Retype the material that follows, keeping every word as it is.

--- INPUT MATERIAL ---

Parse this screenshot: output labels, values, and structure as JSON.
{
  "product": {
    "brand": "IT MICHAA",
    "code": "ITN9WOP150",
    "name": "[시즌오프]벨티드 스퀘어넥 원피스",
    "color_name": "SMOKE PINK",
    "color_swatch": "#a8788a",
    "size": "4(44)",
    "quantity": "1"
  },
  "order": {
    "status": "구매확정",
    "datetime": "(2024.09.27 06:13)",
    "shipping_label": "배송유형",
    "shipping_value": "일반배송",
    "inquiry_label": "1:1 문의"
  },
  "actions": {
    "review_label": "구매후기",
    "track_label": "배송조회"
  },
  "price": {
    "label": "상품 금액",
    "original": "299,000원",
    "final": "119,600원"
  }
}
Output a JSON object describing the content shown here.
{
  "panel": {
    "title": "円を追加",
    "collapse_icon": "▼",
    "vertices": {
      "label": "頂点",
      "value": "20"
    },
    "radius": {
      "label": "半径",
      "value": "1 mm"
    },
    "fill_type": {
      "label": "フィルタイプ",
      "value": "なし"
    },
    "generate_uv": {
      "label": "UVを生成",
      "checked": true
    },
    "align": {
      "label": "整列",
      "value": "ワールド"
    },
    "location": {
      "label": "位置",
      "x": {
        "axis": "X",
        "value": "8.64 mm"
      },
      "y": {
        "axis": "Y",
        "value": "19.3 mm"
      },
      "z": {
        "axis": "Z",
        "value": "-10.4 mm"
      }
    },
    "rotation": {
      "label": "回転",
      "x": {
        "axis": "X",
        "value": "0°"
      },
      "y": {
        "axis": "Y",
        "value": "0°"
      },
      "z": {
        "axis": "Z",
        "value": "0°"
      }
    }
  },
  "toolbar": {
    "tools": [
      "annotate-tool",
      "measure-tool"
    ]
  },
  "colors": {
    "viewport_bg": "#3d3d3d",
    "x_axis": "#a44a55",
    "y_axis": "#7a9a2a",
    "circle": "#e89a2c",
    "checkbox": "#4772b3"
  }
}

---

=== EXERCISE SOLUTION ===
Parse this screenshot: output labels, values, and structure as JSON.
{
  "product": {
    "brand": "IT MICHAA",
    "code": "ITN9WOP150",
    "name": "[시즌오프]벨티드 스퀘어넥 원피스",
    "color_name": "SMOKE PINK",
    "color_swatch": "#a8788a",
    "size": "4(44)",
    "quantity": "1"
  },
  "order": {
    "status": "구매확정",
    "datetime": "(2024.09.27 06:13)",
    "shipping_label": "배송유형",
    "shipping_value": "일반배송",
    "inquiry_label": "1:1 문의"
  },
  "actions": {
    "review_label": "구매후기",
    "track_label": "배송조회"
  },
  "price": {
    "label": "상품 금액",
    "original": "299,000원",
    "final": "119,600원"
  }
}
Output a JSON object describing the content shown here.
{
  "panel": {
    "title": "円を追加",
    "collapse_icon": "▼",
    "vertices": {
      "label": "頂点",
      "value": "20"
    },
    "radius": {
      "label": "半径",
      "value": "1 mm"
    },
    "fill_type": {
      "label": "フィルタイプ",
      "value": "なし"
    },
    "generate_uv": {
      "label": "UVを生成",
      "checked": true
    },
    "align": {
      "label": "整列",
      "value": "ワールド"
    },
    "location": {
      "label": "位置",
      "x": {
        "axis": "X",
        "value": "8.64 mm"
      },
      "y": {
        "axis": "Y",
        "value": "19.3 mm"
      },
      "z": {
        "axis": "Z",
        "value": "-10.4 mm"
      }
    },
    "rotation": {
      "label": "回転",
      "x": {
        "axis": "X",
        "value": "0°"
      },
      "y": {
        "axis": "Y",
        "value": "0°"
      },
      "z": {
        "axis": "Z",
        "value": "0°"
      }
    }
  },
  "toolbar": {
    "tools": [
      "annotate-tool",
      "measure-tool"
    ]
  },
  "colors": {
    "viewport_bg": "#3d3d3d",
    "x_axis": "#a44a55",
    "y_axis": "#7a9a2a",
    "circle": "#e89a2c",
    "checkbox": "#4772b3"
  }
}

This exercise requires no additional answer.